> _Work instructions_:
Search the entries for the word "внедренные" and pull out each line that has it.

> _Listing_:
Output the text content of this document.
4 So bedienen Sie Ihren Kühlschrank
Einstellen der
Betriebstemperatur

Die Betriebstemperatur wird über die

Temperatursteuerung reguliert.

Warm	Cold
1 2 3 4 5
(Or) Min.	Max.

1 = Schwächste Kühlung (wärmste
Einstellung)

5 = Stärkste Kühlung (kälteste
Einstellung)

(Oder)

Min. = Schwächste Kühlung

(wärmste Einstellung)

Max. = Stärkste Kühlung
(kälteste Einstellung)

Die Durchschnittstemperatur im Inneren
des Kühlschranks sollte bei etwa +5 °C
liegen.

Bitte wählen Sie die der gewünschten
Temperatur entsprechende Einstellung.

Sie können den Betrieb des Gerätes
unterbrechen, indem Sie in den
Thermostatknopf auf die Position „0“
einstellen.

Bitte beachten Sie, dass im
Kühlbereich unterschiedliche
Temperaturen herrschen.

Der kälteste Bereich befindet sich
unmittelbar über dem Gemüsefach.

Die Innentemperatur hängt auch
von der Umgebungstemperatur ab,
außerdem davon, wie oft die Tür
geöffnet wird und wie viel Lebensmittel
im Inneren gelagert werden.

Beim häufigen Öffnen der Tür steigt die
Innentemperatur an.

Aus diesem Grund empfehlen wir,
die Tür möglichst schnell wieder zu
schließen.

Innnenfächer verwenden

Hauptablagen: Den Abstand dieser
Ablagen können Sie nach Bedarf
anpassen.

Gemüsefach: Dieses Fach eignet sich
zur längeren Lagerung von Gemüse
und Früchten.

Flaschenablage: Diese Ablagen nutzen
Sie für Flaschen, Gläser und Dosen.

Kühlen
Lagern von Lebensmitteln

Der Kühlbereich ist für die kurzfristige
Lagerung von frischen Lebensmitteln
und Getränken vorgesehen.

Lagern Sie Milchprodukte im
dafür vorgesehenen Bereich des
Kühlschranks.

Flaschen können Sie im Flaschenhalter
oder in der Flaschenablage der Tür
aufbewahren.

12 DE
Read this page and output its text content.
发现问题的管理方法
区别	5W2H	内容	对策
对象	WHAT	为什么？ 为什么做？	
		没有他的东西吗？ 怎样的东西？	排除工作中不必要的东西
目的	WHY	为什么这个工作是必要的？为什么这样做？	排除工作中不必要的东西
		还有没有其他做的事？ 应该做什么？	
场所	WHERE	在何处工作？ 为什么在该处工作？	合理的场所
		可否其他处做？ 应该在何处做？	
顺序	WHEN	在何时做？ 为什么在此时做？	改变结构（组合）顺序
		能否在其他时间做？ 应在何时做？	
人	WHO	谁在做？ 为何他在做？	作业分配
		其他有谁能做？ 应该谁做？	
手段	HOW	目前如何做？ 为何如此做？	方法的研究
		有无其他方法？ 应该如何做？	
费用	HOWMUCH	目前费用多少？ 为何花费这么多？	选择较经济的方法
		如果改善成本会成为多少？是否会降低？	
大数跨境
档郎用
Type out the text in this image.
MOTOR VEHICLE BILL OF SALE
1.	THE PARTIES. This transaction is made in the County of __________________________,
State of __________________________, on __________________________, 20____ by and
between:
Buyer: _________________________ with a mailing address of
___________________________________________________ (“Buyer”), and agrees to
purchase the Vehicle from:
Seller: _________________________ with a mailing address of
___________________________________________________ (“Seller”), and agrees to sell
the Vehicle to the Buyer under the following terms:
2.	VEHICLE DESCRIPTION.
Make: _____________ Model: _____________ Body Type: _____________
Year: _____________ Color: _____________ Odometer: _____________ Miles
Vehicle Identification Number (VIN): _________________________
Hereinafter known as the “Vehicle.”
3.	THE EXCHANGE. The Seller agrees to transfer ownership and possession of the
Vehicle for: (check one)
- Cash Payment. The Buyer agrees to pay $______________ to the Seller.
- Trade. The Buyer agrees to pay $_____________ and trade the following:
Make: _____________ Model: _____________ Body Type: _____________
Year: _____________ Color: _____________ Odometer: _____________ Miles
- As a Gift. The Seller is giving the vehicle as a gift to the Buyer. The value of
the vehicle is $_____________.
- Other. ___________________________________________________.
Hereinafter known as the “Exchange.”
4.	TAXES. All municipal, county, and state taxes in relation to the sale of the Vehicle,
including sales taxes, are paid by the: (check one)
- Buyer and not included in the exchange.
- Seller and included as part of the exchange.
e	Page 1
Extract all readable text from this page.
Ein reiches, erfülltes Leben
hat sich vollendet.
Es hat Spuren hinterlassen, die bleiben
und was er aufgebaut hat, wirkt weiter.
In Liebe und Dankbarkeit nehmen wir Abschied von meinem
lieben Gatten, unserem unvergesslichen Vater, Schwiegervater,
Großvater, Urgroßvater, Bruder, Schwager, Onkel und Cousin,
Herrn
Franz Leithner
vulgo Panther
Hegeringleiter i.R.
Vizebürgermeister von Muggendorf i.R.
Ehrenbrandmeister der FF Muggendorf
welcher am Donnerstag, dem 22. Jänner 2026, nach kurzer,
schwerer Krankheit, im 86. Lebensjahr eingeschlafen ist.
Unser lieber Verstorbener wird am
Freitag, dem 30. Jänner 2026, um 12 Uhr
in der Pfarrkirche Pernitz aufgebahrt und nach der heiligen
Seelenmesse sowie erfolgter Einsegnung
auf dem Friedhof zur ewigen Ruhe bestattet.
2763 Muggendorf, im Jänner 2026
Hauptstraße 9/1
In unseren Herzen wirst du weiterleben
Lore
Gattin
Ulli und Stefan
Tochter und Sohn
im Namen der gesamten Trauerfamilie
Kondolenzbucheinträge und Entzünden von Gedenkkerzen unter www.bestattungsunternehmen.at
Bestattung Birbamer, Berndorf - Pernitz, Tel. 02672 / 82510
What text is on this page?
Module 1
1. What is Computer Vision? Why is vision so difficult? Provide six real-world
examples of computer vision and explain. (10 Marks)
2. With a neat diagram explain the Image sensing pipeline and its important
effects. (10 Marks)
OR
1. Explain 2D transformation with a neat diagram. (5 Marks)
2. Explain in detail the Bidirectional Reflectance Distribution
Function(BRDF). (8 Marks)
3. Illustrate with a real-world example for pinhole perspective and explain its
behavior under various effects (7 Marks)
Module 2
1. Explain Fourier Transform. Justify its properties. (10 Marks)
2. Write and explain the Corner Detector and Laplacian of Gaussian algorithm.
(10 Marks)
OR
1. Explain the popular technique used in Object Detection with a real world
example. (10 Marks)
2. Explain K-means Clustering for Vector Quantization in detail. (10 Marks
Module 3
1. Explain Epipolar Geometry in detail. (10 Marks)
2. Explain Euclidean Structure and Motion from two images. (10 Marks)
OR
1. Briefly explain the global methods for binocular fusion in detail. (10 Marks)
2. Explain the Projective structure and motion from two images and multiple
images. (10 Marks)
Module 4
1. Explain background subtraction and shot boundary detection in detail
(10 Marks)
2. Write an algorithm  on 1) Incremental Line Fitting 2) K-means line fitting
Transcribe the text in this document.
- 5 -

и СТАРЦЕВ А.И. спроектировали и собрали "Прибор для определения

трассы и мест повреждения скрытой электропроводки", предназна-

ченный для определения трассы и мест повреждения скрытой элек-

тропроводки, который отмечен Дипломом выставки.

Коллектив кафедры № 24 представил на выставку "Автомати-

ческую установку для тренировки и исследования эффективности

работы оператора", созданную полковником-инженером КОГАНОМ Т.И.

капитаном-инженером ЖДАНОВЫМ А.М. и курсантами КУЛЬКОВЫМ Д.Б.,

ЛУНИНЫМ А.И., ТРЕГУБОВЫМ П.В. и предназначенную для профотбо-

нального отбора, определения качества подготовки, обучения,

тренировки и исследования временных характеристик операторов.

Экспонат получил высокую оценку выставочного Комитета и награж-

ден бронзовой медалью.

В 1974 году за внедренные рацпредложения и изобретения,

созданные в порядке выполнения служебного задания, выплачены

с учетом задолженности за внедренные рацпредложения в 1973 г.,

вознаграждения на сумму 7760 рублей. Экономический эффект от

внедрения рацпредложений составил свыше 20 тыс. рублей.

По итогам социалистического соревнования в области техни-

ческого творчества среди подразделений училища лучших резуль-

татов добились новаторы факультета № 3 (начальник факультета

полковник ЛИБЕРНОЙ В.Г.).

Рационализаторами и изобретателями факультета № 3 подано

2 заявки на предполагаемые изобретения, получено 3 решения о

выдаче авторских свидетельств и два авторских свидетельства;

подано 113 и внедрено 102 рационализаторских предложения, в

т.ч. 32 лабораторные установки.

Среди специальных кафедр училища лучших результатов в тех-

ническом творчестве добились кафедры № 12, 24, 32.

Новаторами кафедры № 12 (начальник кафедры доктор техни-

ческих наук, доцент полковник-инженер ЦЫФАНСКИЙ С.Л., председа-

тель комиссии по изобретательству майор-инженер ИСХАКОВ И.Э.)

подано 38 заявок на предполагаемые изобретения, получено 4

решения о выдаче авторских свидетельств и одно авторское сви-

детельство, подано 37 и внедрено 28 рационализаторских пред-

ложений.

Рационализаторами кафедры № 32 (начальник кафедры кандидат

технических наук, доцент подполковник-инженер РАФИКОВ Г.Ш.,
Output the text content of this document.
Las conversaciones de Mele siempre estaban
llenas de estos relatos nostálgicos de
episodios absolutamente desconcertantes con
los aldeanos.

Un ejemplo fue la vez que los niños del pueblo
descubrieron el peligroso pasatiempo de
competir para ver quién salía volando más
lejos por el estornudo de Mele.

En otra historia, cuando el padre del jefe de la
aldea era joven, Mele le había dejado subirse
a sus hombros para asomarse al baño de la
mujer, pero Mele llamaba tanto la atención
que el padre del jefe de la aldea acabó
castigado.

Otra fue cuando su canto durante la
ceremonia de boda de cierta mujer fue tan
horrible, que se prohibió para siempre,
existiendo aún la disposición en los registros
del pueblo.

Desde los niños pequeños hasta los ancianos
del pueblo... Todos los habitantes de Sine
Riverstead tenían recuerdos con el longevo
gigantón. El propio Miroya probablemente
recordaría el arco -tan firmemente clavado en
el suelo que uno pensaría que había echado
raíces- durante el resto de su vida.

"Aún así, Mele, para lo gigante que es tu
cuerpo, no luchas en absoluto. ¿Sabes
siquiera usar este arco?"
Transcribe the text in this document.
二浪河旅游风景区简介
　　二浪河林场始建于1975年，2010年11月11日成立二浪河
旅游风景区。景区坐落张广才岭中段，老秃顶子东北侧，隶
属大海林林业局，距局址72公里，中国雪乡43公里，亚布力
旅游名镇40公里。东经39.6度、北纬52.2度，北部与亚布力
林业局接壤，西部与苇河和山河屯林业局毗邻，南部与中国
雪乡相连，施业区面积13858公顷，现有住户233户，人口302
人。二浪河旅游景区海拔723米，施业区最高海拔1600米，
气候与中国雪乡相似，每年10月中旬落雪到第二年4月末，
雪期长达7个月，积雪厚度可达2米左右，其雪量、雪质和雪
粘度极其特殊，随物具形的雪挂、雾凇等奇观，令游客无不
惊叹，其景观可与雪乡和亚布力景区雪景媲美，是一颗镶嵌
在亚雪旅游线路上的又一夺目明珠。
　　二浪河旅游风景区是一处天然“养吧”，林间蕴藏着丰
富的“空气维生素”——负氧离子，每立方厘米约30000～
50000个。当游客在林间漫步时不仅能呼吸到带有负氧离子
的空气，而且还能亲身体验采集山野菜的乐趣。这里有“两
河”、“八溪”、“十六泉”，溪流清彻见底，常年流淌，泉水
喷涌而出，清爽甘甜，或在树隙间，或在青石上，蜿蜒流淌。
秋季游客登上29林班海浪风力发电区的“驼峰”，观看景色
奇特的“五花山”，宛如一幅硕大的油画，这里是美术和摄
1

> _Final result_:
В 1974 году за внедренные рацпредложения и изобретения,
с учетом задолженности за внедренные рацпредложения в 1973 г.,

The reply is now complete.